Your objective: Every line of the records below should be restated exactly.
[begin Records supplied]
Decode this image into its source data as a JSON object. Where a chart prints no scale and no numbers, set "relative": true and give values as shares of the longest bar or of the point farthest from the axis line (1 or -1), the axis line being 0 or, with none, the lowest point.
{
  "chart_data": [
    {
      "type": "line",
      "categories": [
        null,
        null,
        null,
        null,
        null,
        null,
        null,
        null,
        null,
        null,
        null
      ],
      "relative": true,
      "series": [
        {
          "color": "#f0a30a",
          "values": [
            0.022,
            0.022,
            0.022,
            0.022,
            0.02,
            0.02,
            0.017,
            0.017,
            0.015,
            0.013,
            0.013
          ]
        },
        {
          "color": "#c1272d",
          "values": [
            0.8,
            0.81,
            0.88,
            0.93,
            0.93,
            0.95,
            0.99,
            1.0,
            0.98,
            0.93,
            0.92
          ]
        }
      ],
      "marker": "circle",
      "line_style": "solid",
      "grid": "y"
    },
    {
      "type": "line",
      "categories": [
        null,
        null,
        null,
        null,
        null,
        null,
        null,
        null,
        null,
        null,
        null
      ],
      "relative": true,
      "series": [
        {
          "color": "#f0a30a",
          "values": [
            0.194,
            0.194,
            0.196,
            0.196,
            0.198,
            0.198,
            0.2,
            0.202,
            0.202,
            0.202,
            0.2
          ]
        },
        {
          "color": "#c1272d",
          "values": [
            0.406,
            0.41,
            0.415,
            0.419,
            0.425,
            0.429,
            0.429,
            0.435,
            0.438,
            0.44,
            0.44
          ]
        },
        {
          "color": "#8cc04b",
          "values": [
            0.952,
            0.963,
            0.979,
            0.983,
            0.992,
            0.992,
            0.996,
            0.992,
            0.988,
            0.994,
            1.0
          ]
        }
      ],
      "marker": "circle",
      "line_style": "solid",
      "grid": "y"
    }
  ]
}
[end Records supplied]
Solution for this problem:
Decode this image into its source data as a JSON object. Where a chart prints no scale and no numbers, set "relative": true and give values as shares of the longest bar or of the point farthest from the axis line (1 or -1), the axis line being 0 or, with none, the lowest point.
{
  "chart_data": [
    {
      "type": "line",
      "categories": [
        null,
        null,
        null,
        null,
        null,
        null,
        null,
        null,
        null,
        null,
        null
      ],
      "relative": true,
      "series": [
        {
          "color": "#f0a30a",
          "values": [
            0.022,
            0.022,
            0.022,
            0.022,
            0.02,
            0.02,
            0.017,
            0.017,
            0.015,
            0.013,
            0.013
          ]
        },
        {
          "color": "#c1272d",
          "values": [
            0.8,
            0.81,
            0.88,
            0.93,
            0.93,
            0.95,
            0.99,
            1.0,
            0.98,
            0.93,
            0.92
          ]
        }
      ],
      "marker": "circle",
      "line_style": "solid",
      "grid": "y"
    },
    {
      "type": "line",
      "categories": [
        null,
        null,
        null,
        null,
        null,
        null,
        null,
        null,
        null,
        null,
        null
      ],
      "relative": true,
      "series": [
        {
          "color": "#f0a30a",
          "values": [
            0.194,
            0.194,
            0.196,
            0.196,
            0.198,
            0.198,
            0.2,
            0.202,
            0.202,
            0.202,
            0.2
          ]
        },
        {
          "color": "#c1272d",
          "values": [
            0.406,
            0.41,
            0.415,
            0.419,
            0.425,
            0.429,
            0.429,
            0.435,
            0.438,
            0.44,
            0.44
          ]
        },
        {
          "color": "#8cc04b",
          "values": [
            0.952,
            0.963,
            0.979,
            0.983,
            0.992,
            0.992,
            0.996,
            0.992,
            0.988,
            0.994,
            1.0
          ]
        }
      ],
      "marker": "circle",
      "line_style": "solid",
      "grid": "y"
    }
  ]
}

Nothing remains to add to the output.